■ **What is required**: Leave out the pictures and copy every record exactly.

■ **Extracted information**:

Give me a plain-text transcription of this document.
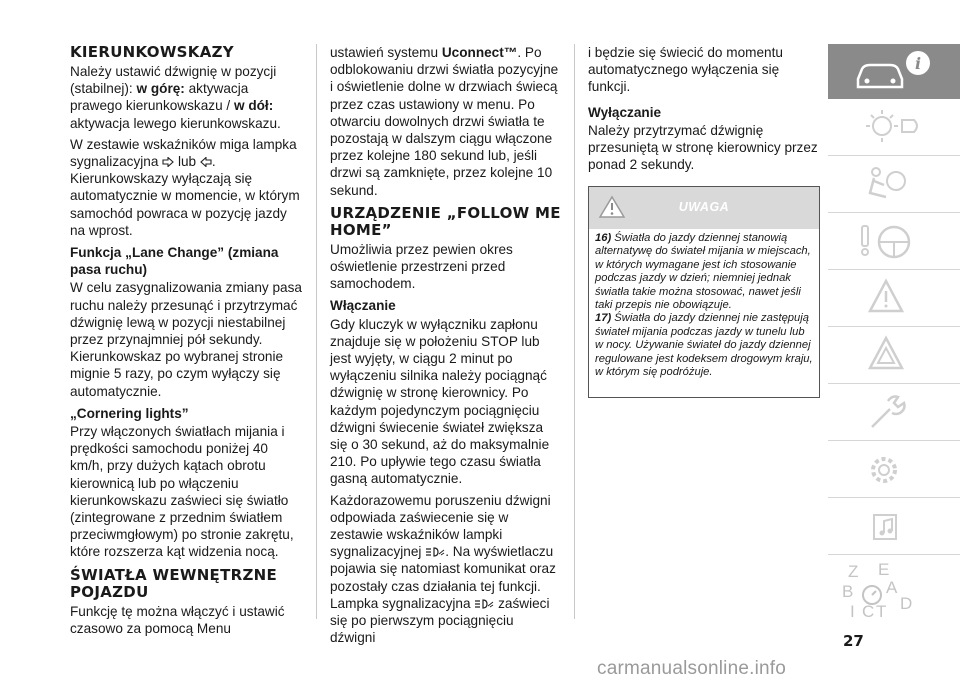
KIERUNKOWSKAZY

Należy ustawić dźwignię w pozycji (stabilnej): w górę: aktywacja prawego kierunkowskazu / w dół: aktywacja lewego kierunkowskazu.

W zestawie wskaźników miga lampka sygnalizacyjna  lub . Kierunkowskazy wyłączają się automatycznie w momencie, w którym samochód powraca w pozycję jazdy na wprost.

Funkcja „Lane Change” (zmiana pasa ruchu)

W celu zasygnalizowania zmiany pasa ruchu należy przesunąć i przytrzymać dźwignię lewą w pozycji niestabilnej przez przynajmniej pół sekundy. Kierunkowskaz po wybranej stronie mignie 5 razy, po czym wyłączy się automatycznie.

„Cornering lights”

Przy włączonych światłach mijania i prędkości samochodu poniżej 40 km/h, przy dużych kątach obrotu kierownicą lub po włączeniu kierunkowskazu zaświeci się światło (zintegrowane z przednim światłem przeciwmgłowym) po stronie zakrętu, które rozszerza kąt widzenia nocą.

ŚWIATŁA WEWNĘTRZNE POJAZDU

Funkcję tę można włączyć i ustawić czasowo za pomocą Menu

ustawień systemu Uconnect™. Po odblokowaniu drzwi światła pozycyjne i oświetlenie dolne w drzwiach świecą przez czas ustawiony w menu. Po otwarciu dowolnych drzwi światła te pozostają w dalszym ciągu włączone przez kolejne 180 sekund lub, jeśli drzwi są zamknięte, przez kolejne 10 sekund.

URZĄDZENIE „FOLLOW ME HOME”

Umożliwia przez pewien okres oświetlenie przestrzeni przed samochodem.

Włączanie

Gdy kluczyk w wyłączniku zapłonu znajduje się w położeniu STOP lub jest wyjęty, w ciągu 2 minut po wyłączeniu silnika należy pociągnąć dźwignię w stronę kierownicy. Po każdym pojedynczym pociągnięciu dźwigni świecenie świateł zwiększa się o 30 sekund, aż do maksymalnie 210. Po upływie tego czasu światła gasną automatycznie.

Każdorazowemu poruszeniu dźwigni odpowiada zaświecenie się w zestawie wskaźników lampki sygnalizacyjnej . Na wyświetlaczu pojawia się natomiast komunikat oraz pozostały czas działania tej funkcji. Lampka sygnalizacyjna  zaświeci się po pierwszym pociągnięciu dźwigni

i będzie się świecić do momentu automatycznego wyłączenia się funkcji.

Wyłączanie

Należy przytrzymać dźwignię przesuniętą w stronę kierownicy przez ponad 2 sekundy.

UWAGA

16) Światła do jazdy dziennej stanowią alternatywę do świateł mijania w miejscach, w których wymagane jest ich stosowanie podczas jazdy w dzień; niemniej jednak światła takie można stosować, nawet jeśli taki przepis nie obowiązuje.

17) Światła do jazdy dziennej nie zastępują świateł mijania podczas jazdy w tunelu lub w nocy. Używanie świateł do jazdy dziennej regulowane jest kodeksem drogowym kraju, w którym się podróżuje.

i
Z E
B A
I C T D
27
carmanualsonline.info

■ **Complete response**:
Give me a plain-text transcription of this document.
KIERUNKOWSKAZY

Należy ustawić dźwignię w pozycji (stabilnej): w górę: aktywacja prawego kierunkowskazu / w dół: aktywacja lewego kierunkowskazu.

W zestawie wskaźników miga lampka sygnalizacyjna  lub . Kierunkowskazy wyłączają się automatycznie w momencie, w którym samochód powraca w pozycję jazdy na wprost.

Funkcja „Lane Change” (zmiana pasa ruchu)

W celu zasygnalizowania zmiany pasa ruchu należy przesunąć i przytrzymać dźwignię lewą w pozycji niestabilnej przez przynajmniej pół sekundy. Kierunkowskaz po wybranej stronie mignie 5 razy, po czym wyłączy się automatycznie.

„Cornering lights”

Przy włączonych światłach mijania i prędkości samochodu poniżej 40 km/h, przy dużych kątach obrotu kierownicą lub po włączeniu kierunkowskazu zaświeci się światło (zintegrowane z przednim światłem przeciwmgłowym) po stronie zakrętu, które rozszerza kąt widzenia nocą.

ŚWIATŁA WEWNĘTRZNE POJAZDU

Funkcję tę można włączyć i ustawić czasowo za pomocą Menu

ustawień systemu Uconnect™. Po odblokowaniu drzwi światła pozycyjne i oświetlenie dolne w drzwiach świecą przez czas ustawiony w menu. Po otwarciu dowolnych drzwi światła te pozostają w dalszym ciągu włączone przez kolejne 180 sekund lub, jeśli drzwi są zamknięte, przez kolejne 10 sekund.

URZĄDZENIE „FOLLOW ME HOME”

Umożliwia przez pewien okres oświetlenie przestrzeni przed samochodem.

Włączanie

Gdy kluczyk w wyłączniku zapłonu znajduje się w położeniu STOP lub jest wyjęty, w ciągu 2 minut po wyłączeniu silnika należy pociągnąć dźwignię w stronę kierownicy. Po każdym pojedynczym pociągnięciu dźwigni świecenie świateł zwiększa się o 30 sekund, aż do maksymalnie 210. Po upływie tego czasu światła gasną automatycznie.

Każdorazowemu poruszeniu dźwigni odpowiada zaświecenie się w zestawie wskaźników lampki sygnalizacyjnej . Na wyświetlaczu pojawia się natomiast komunikat oraz pozostały czas działania tej funkcji. Lampka sygnalizacyjna  zaświeci się po pierwszym pociągnięciu dźwigni

i będzie się świecić do momentu automatycznego wyłączenia się funkcji.

Wyłączanie

Należy przytrzymać dźwignię przesuniętą w stronę kierownicy przez ponad 2 sekundy.

UWAGA

16) Światła do jazdy dziennej stanowią alternatywę do świateł mijania w miejscach, w których wymagane jest ich stosowanie podczas jazdy w dzień; niemniej jednak światła takie można stosować, nawet jeśli taki przepis nie obowiązuje.

17) Światła do jazdy dziennej nie zastępują świateł mijania podczas jazdy w tunelu lub w nocy. Używanie świateł do jazdy dziennej regulowane jest kodeksem drogowym kraju, w którym się podróżuje.

i
Z E
B A
I C T D
27
carmanualsonline.info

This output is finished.